● **Dataset rows**

^^^^^^^^^^^^^^^^

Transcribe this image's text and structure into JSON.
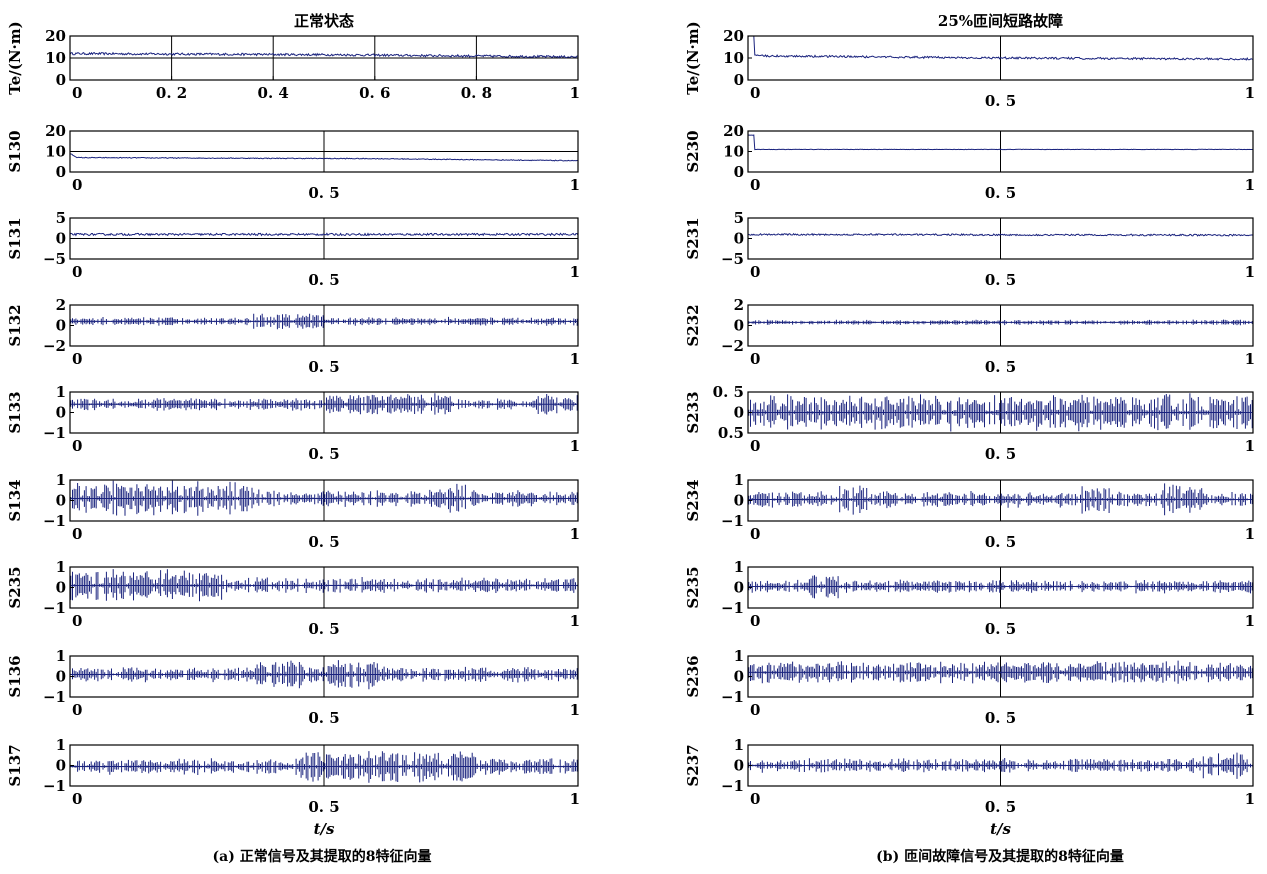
{
  "figure": {
    "caption_a": "(a) 正常信号及其提取的8特征向量",
    "caption_b": "(b) 匝间故障信号及其提取的8特征向量",
    "xlabel": "t/s",
    "line_color": "#1a237e"
  },
  "chart_data": [
    {
      "type": "line",
      "panel": "a1",
      "title": "正常状态",
      "ylabel": "Te/(N·m)",
      "xlim": [
        0,
        1
      ],
      "ylim": [
        0,
        20
      ],
      "yticks": [
        0,
        10,
        20
      ],
      "xticks": [
        0,
        0.2,
        0.4,
        0.6,
        0.8,
        1
      ],
      "xtick_labels": [
        "0",
        "0. 2",
        "0. 4",
        "0. 6",
        "0. 8",
        "1"
      ],
      "xgrid": [
        0.2,
        0.4,
        0.6,
        0.8
      ],
      "ygrid": [
        10
      ],
      "series": [
        {
          "kind": "steady",
          "values": [
            [
              0,
              12
            ],
            [
              0.5,
              11.5
            ],
            [
              1,
              10.5
            ]
          ],
          "noise": 1.0
        }
      ]
    },
    {
      "type": "line",
      "panel": "a2",
      "ylabel": "S130",
      "xlim": [
        0,
        1
      ],
      "ylim": [
        0,
        20
      ],
      "yticks": [
        0,
        10,
        20
      ],
      "xticks": [
        0,
        0.5,
        1
      ],
      "xtick_labels": [
        "0",
        "0. 5",
        "1"
      ],
      "xgrid": [
        0.5
      ],
      "ygrid": [
        10
      ],
      "series": [
        {
          "kind": "steady",
          "values": [
            [
              0,
              9
            ],
            [
              0.015,
              7
            ],
            [
              0.6,
              6.5
            ],
            [
              1,
              5.5
            ]
          ],
          "noise": 0.4
        }
      ]
    },
    {
      "type": "line",
      "panel": "a3",
      "ylabel": "S131",
      "xlim": [
        0,
        1
      ],
      "ylim": [
        -5,
        5
      ],
      "yticks": [
        -5,
        0,
        5
      ],
      "xticks": [
        0,
        0.5,
        1
      ],
      "xtick_labels": [
        "0",
        "0. 5",
        "1"
      ],
      "xgrid": [
        0.5
      ],
      "ygrid": [
        0
      ],
      "series": [
        {
          "kind": "steady",
          "values": [
            [
              0,
              1
            ],
            [
              1,
              1
            ]
          ],
          "noise": 0.5
        }
      ]
    },
    {
      "type": "line",
      "panel": "a4",
      "ylabel": "S132",
      "xlim": [
        0,
        1
      ],
      "ylim": [
        -2,
        2
      ],
      "yticks": [
        -2,
        0,
        2
      ],
      "xticks": [
        0,
        0.5,
        1
      ],
      "xtick_labels": [
        "0",
        "0. 5",
        "1"
      ],
      "xgrid": [
        0.5
      ],
      "series": [
        {
          "kind": "burst",
          "center": 0.4,
          "amplitude": 0.9,
          "bursts": [
            [
              0.36,
              0.5,
              1.0
            ]
          ]
        }
      ]
    },
    {
      "type": "line",
      "panel": "a5",
      "ylabel": "S133",
      "xlim": [
        0,
        1
      ],
      "ylim": [
        -1,
        1
      ],
      "yticks": [
        -1,
        0,
        1
      ],
      "xticks": [
        0,
        0.5,
        1
      ],
      "xtick_labels": [
        "0",
        "0. 5",
        "1"
      ],
      "xgrid": [
        0.5
      ],
      "series": [
        {
          "kind": "burst",
          "center": 0.4,
          "amplitude": 0.65,
          "bursts": [
            [
              0.5,
              0.75,
              0.85
            ],
            [
              0.92,
              1.0,
              0.9
            ]
          ]
        }
      ]
    },
    {
      "type": "line",
      "panel": "a6",
      "ylabel": "S134",
      "xlim": [
        0,
        1
      ],
      "ylim": [
        -1,
        1
      ],
      "yticks": [
        -1,
        0,
        1
      ],
      "xticks": [
        0,
        0.5,
        1
      ],
      "xtick_labels": [
        "0",
        "0. 5",
        "1"
      ],
      "xgrid": [
        0.5
      ],
      "series": [
        {
          "kind": "burst",
          "center": 0.1,
          "amplitude": 0.9,
          "bursts": [
            [
              0.0,
              0.36,
              1.0
            ],
            [
              0.72,
              0.78,
              0.9
            ]
          ]
        }
      ]
    },
    {
      "type": "line",
      "panel": "a7",
      "ylabel": "S235",
      "xlim": [
        0,
        1
      ],
      "ylim": [
        -1,
        1
      ],
      "yticks": [
        -1,
        0,
        1
      ],
      "xticks": [
        0,
        0.5,
        1
      ],
      "xtick_labels": [
        "0",
        "0. 5",
        "1"
      ],
      "xgrid": [
        0.5
      ],
      "series": [
        {
          "kind": "burst",
          "center": 0.1,
          "amplitude": 0.85,
          "bursts": [
            [
              0.0,
              0.3,
              1.0
            ]
          ]
        }
      ]
    },
    {
      "type": "line",
      "panel": "a8",
      "ylabel": "S136",
      "xlim": [
        0,
        1
      ],
      "ylim": [
        -1,
        1
      ],
      "yticks": [
        -1,
        0,
        1
      ],
      "xticks": [
        0,
        0.5,
        1
      ],
      "xtick_labels": [
        "0",
        "0. 5",
        "1"
      ],
      "xgrid": [
        0.5
      ],
      "series": [
        {
          "kind": "burst",
          "center": 0.1,
          "amplitude": 0.8,
          "bursts": [
            [
              0.36,
              0.62,
              1.0
            ]
          ]
        }
      ]
    },
    {
      "type": "line",
      "panel": "a9",
      "ylabel": "S137",
      "xlim": [
        0,
        1
      ],
      "ylim": [
        -1,
        1
      ],
      "yticks": [
        -1,
        0,
        1
      ],
      "xticks": [
        0,
        0.5,
        1
      ],
      "xtick_labels": [
        "0",
        "0. 5",
        "1"
      ],
      "xgrid": [
        0.5
      ],
      "series": [
        {
          "kind": "burst",
          "center": -0.05,
          "amplitude": 0.85,
          "bursts": [
            [
              0.45,
              0.8,
              1.0
            ]
          ]
        }
      ]
    },
    {
      "type": "line",
      "panel": "b1",
      "title": "25%匝间短路故障",
      "ylabel": "Te/(N·m)",
      "xlim": [
        0,
        1
      ],
      "ylim": [
        0,
        20
      ],
      "yticks": [
        0,
        10,
        20
      ],
      "xticks": [
        0,
        0.5,
        1
      ],
      "xtick_labels": [
        "0",
        "0. 5",
        "1"
      ],
      "xgrid": [
        0.5
      ],
      "series": [
        {
          "kind": "steady",
          "values": [
            [
              0,
              20
            ],
            [
              0.012,
              20
            ],
            [
              0.013,
              11
            ],
            [
              0.5,
              10
            ],
            [
              1,
              9.5
            ]
          ],
          "noise": 0.9
        }
      ]
    },
    {
      "type": "line",
      "panel": "b2",
      "ylabel": "S230",
      "xlim": [
        0,
        1
      ],
      "ylim": [
        0,
        20
      ],
      "yticks": [
        0,
        10,
        20
      ],
      "xticks": [
        0,
        0.5,
        1
      ],
      "xtick_labels": [
        "0",
        "0. 5",
        "1"
      ],
      "xgrid": [
        0.5
      ],
      "series": [
        {
          "kind": "steady",
          "values": [
            [
              0,
              18
            ],
            [
              0.012,
              18
            ],
            [
              0.013,
              11
            ],
            [
              1,
              11
            ]
          ],
          "noise": 0.15
        }
      ]
    },
    {
      "type": "line",
      "panel": "b3",
      "ylabel": "S231",
      "xlim": [
        0,
        1
      ],
      "ylim": [
        -5,
        5
      ],
      "yticks": [
        -5,
        0,
        5
      ],
      "xticks": [
        0,
        0.5,
        1
      ],
      "xtick_labels": [
        "0",
        "0. 5",
        "1"
      ],
      "xgrid": [
        0.5
      ],
      "series": [
        {
          "kind": "steady",
          "values": [
            [
              0,
              1
            ],
            [
              1,
              0.8
            ]
          ],
          "noise": 0.4
        }
      ]
    },
    {
      "type": "line",
      "panel": "b4",
      "ylabel": "S232",
      "xlim": [
        0,
        1
      ],
      "ylim": [
        -2,
        2
      ],
      "yticks": [
        -2,
        0,
        2
      ],
      "xticks": [
        0,
        0.5,
        1
      ],
      "xtick_labels": [
        "0",
        "0. 5",
        "1"
      ],
      "xgrid": [
        0.5
      ],
      "series": [
        {
          "kind": "burst",
          "center": 0.3,
          "amplitude": 0.45,
          "bursts": [
            [
              0.0,
              0.8,
              0.6
            ],
            [
              0.88,
              1.0,
              0.7
            ]
          ]
        }
      ]
    },
    {
      "type": "line",
      "panel": "b5",
      "ylabel": "S233",
      "xlim": [
        0,
        1
      ],
      "ylim": [
        -0.5,
        0.5
      ],
      "yticks": [
        -0.5,
        0,
        0.5
      ],
      "ytick_labels": [
        "0.5",
        "0",
        "0. 5"
      ],
      "xticks": [
        0,
        0.5,
        1
      ],
      "xtick_labels": [
        "0",
        "0. 5",
        "1"
      ],
      "xgrid": [
        0.5
      ],
      "series": [
        {
          "kind": "burst",
          "center": 0.0,
          "amplitude": 0.48,
          "bursts": [
            [
              0.0,
              1.0,
              1.0
            ]
          ]
        }
      ]
    },
    {
      "type": "line",
      "panel": "b6",
      "ylabel": "S234",
      "xlim": [
        0,
        1
      ],
      "ylim": [
        -1,
        1
      ],
      "yticks": [
        -1,
        0,
        1
      ],
      "xticks": [
        0,
        0.5,
        1
      ],
      "xtick_labels": [
        "0",
        "0. 5",
        "1"
      ],
      "xgrid": [
        0.5
      ],
      "series": [
        {
          "kind": "burst",
          "center": 0.05,
          "amplitude": 0.85,
          "bursts": [
            [
              0.18,
              0.24,
              1.0
            ],
            [
              0.66,
              0.72,
              1.0
            ],
            [
              0.82,
              0.9,
              1.0
            ]
          ]
        }
      ]
    },
    {
      "type": "line",
      "panel": "b7",
      "ylabel": "S235",
      "xlim": [
        0,
        1
      ],
      "ylim": [
        -1,
        1
      ],
      "yticks": [
        -1,
        0,
        1
      ],
      "xticks": [
        0,
        0.5,
        1
      ],
      "xtick_labels": [
        "0",
        "0. 5",
        "1"
      ],
      "xgrid": [
        0.5
      ],
      "series": [
        {
          "kind": "burst",
          "center": 0.05,
          "amplitude": 0.7,
          "bursts": [
            [
              0.12,
              0.18,
              1.0
            ]
          ]
        }
      ]
    },
    {
      "type": "line",
      "panel": "b8",
      "ylabel": "S236",
      "xlim": [
        0,
        1
      ],
      "ylim": [
        -1,
        1
      ],
      "yticks": [
        -1,
        0,
        1
      ],
      "xticks": [
        0,
        0.5,
        1
      ],
      "xtick_labels": [
        "0",
        "0. 5",
        "1"
      ],
      "xgrid": [
        0.5
      ],
      "series": [
        {
          "kind": "burst",
          "center": 0.2,
          "amplitude": 0.65,
          "bursts": [
            [
              0.0,
              1.0,
              0.9
            ]
          ]
        }
      ]
    },
    {
      "type": "line",
      "panel": "b9",
      "ylabel": "S237",
      "xlim": [
        0,
        1
      ],
      "ylim": [
        -1,
        1
      ],
      "yticks": [
        -1,
        0,
        1
      ],
      "xticks": [
        0,
        0.5,
        1
      ],
      "xtick_labels": [
        "0",
        "0. 5",
        "1"
      ],
      "xgrid": [
        0.5
      ],
      "series": [
        {
          "kind": "burst",
          "center": 0.0,
          "amplitude": 0.75,
          "bursts": [
            [
              0.9,
              0.98,
              1.0
            ]
          ]
        }
      ]
    }
  ]
}
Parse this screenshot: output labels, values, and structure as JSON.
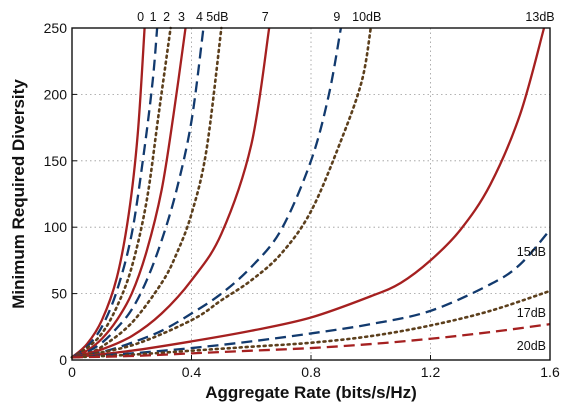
{
  "chart_data": {
    "type": "line",
    "xlabel": "Aggregate Rate (bits/s/Hz)",
    "ylabel": "Minimum Required Diversity",
    "xlim": [
      0,
      1.6
    ],
    "ylim": [
      0,
      250
    ],
    "x_ticks": [
      "0",
      "0.4",
      "0.8",
      "1.2",
      "1.6"
    ],
    "y_ticks": [
      "0",
      "50",
      "100",
      "150",
      "200",
      "250"
    ],
    "grid": true,
    "colors": {
      "solid": "#a52020",
      "dashed": "#123a6e",
      "dotted": "#5c3f1c"
    },
    "series": [
      {
        "label": "0",
        "style": "solid",
        "color": "#a52020",
        "points": [
          [
            0,
            2
          ],
          [
            0.05,
            12
          ],
          [
            0.1,
            30
          ],
          [
            0.15,
            62
          ],
          [
            0.19,
            110
          ],
          [
            0.22,
            170
          ],
          [
            0.243,
            250
          ]
        ]
      },
      {
        "label": "1",
        "style": "dashed",
        "color": "#123a6e",
        "points": [
          [
            0,
            2
          ],
          [
            0.05,
            10
          ],
          [
            0.1,
            25
          ],
          [
            0.15,
            52
          ],
          [
            0.2,
            95
          ],
          [
            0.24,
            155
          ],
          [
            0.27,
            210
          ],
          [
            0.285,
            250
          ]
        ]
      },
      {
        "label": "2",
        "style": "dotted",
        "color": "#5c3f1c",
        "points": [
          [
            0,
            2
          ],
          [
            0.05,
            9
          ],
          [
            0.1,
            20
          ],
          [
            0.15,
            40
          ],
          [
            0.2,
            70
          ],
          [
            0.25,
            120
          ],
          [
            0.29,
            185
          ],
          [
            0.33,
            250
          ]
        ]
      },
      {
        "label": "3",
        "style": "solid",
        "color": "#a52020",
        "points": [
          [
            0,
            2
          ],
          [
            0.05,
            7
          ],
          [
            0.1,
            16
          ],
          [
            0.15,
            30
          ],
          [
            0.2,
            50
          ],
          [
            0.25,
            82
          ],
          [
            0.3,
            128
          ],
          [
            0.34,
            185
          ],
          [
            0.38,
            250
          ]
        ]
      },
      {
        "label": "4",
        "style": "dashed",
        "color": "#123a6e",
        "points": [
          [
            0,
            2
          ],
          [
            0.05,
            6
          ],
          [
            0.1,
            13
          ],
          [
            0.15,
            24
          ],
          [
            0.2,
            38
          ],
          [
            0.25,
            60
          ],
          [
            0.3,
            90
          ],
          [
            0.35,
            128
          ],
          [
            0.4,
            180
          ],
          [
            0.44,
            250
          ]
        ]
      },
      {
        "label": "5dB",
        "style": "dotted",
        "color": "#5c3f1c",
        "points": [
          [
            0,
            2
          ],
          [
            0.05,
            5
          ],
          [
            0.1,
            10
          ],
          [
            0.2,
            28
          ],
          [
            0.3,
            58
          ],
          [
            0.35,
            80
          ],
          [
            0.4,
            110
          ],
          [
            0.45,
            158
          ],
          [
            0.5,
            250
          ]
        ]
      },
      {
        "label": "7",
        "style": "solid",
        "color": "#a52020",
        "points": [
          [
            0,
            2
          ],
          [
            0.1,
            8
          ],
          [
            0.2,
            18
          ],
          [
            0.3,
            35
          ],
          [
            0.4,
            60
          ],
          [
            0.5,
            95
          ],
          [
            0.6,
            162
          ],
          [
            0.66,
            250
          ]
        ]
      },
      {
        "label": "9",
        "style": "dashed",
        "color": "#123a6e",
        "points": [
          [
            0,
            2
          ],
          [
            0.1,
            6
          ],
          [
            0.2,
            13
          ],
          [
            0.3,
            22
          ],
          [
            0.4,
            35
          ],
          [
            0.5,
            50
          ],
          [
            0.6,
            70
          ],
          [
            0.7,
            98
          ],
          [
            0.8,
            150
          ],
          [
            0.86,
            200
          ],
          [
            0.9,
            250
          ]
        ]
      },
      {
        "label": "10dB",
        "style": "dotted",
        "color": "#5c3f1c",
        "points": [
          [
            0,
            2
          ],
          [
            0.2,
            11
          ],
          [
            0.4,
            30
          ],
          [
            0.5,
            45
          ],
          [
            0.6,
            60
          ],
          [
            0.7,
            80
          ],
          [
            0.8,
            112
          ],
          [
            0.9,
            165
          ],
          [
            0.97,
            210
          ],
          [
            1.0,
            250
          ]
        ]
      },
      {
        "label": "13dB",
        "style": "solid",
        "color": "#a52020",
        "points": [
          [
            0,
            2
          ],
          [
            0.2,
            7
          ],
          [
            0.4,
            14
          ],
          [
            0.6,
            22
          ],
          [
            0.8,
            32
          ],
          [
            1.0,
            48
          ],
          [
            1.1,
            58
          ],
          [
            1.2,
            75
          ],
          [
            1.3,
            98
          ],
          [
            1.4,
            132
          ],
          [
            1.5,
            185
          ],
          [
            1.58,
            250
          ]
        ]
      },
      {
        "label": "15dB",
        "style": "dashed",
        "color": "#123a6e",
        "points": [
          [
            0,
            2
          ],
          [
            0.2,
            5
          ],
          [
            0.4,
            9
          ],
          [
            0.6,
            14
          ],
          [
            0.8,
            20
          ],
          [
            1.0,
            27
          ],
          [
            1.2,
            37
          ],
          [
            1.4,
            57
          ],
          [
            1.5,
            72
          ],
          [
            1.6,
            98
          ]
        ]
      },
      {
        "label": "17dB",
        "style": "dotted",
        "color": "#5c3f1c",
        "points": [
          [
            0,
            2
          ],
          [
            0.2,
            4
          ],
          [
            0.4,
            7
          ],
          [
            0.6,
            10
          ],
          [
            0.8,
            13
          ],
          [
            1.0,
            18
          ],
          [
            1.2,
            26
          ],
          [
            1.4,
            37
          ],
          [
            1.6,
            52
          ]
        ]
      },
      {
        "label": "20dB",
        "style": "dashed",
        "color": "#a52020",
        "points": [
          [
            0,
            2
          ],
          [
            0.2,
            3
          ],
          [
            0.4,
            5
          ],
          [
            0.6,
            7
          ],
          [
            0.8,
            9
          ],
          [
            1.0,
            12
          ],
          [
            1.2,
            16
          ],
          [
            1.4,
            21
          ],
          [
            1.6,
            27
          ]
        ]
      }
    ]
  }
}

^^^^^^^^^^^^^^^^

● **WORK REQUIRED**
Gather up the lines containing the word "this" from these records and copy them.

● **EXERCISE RESPONSE**
Transcribe this image's text and structure into JSON.
Parse this screenshot: output labels, values, and structure as JSON.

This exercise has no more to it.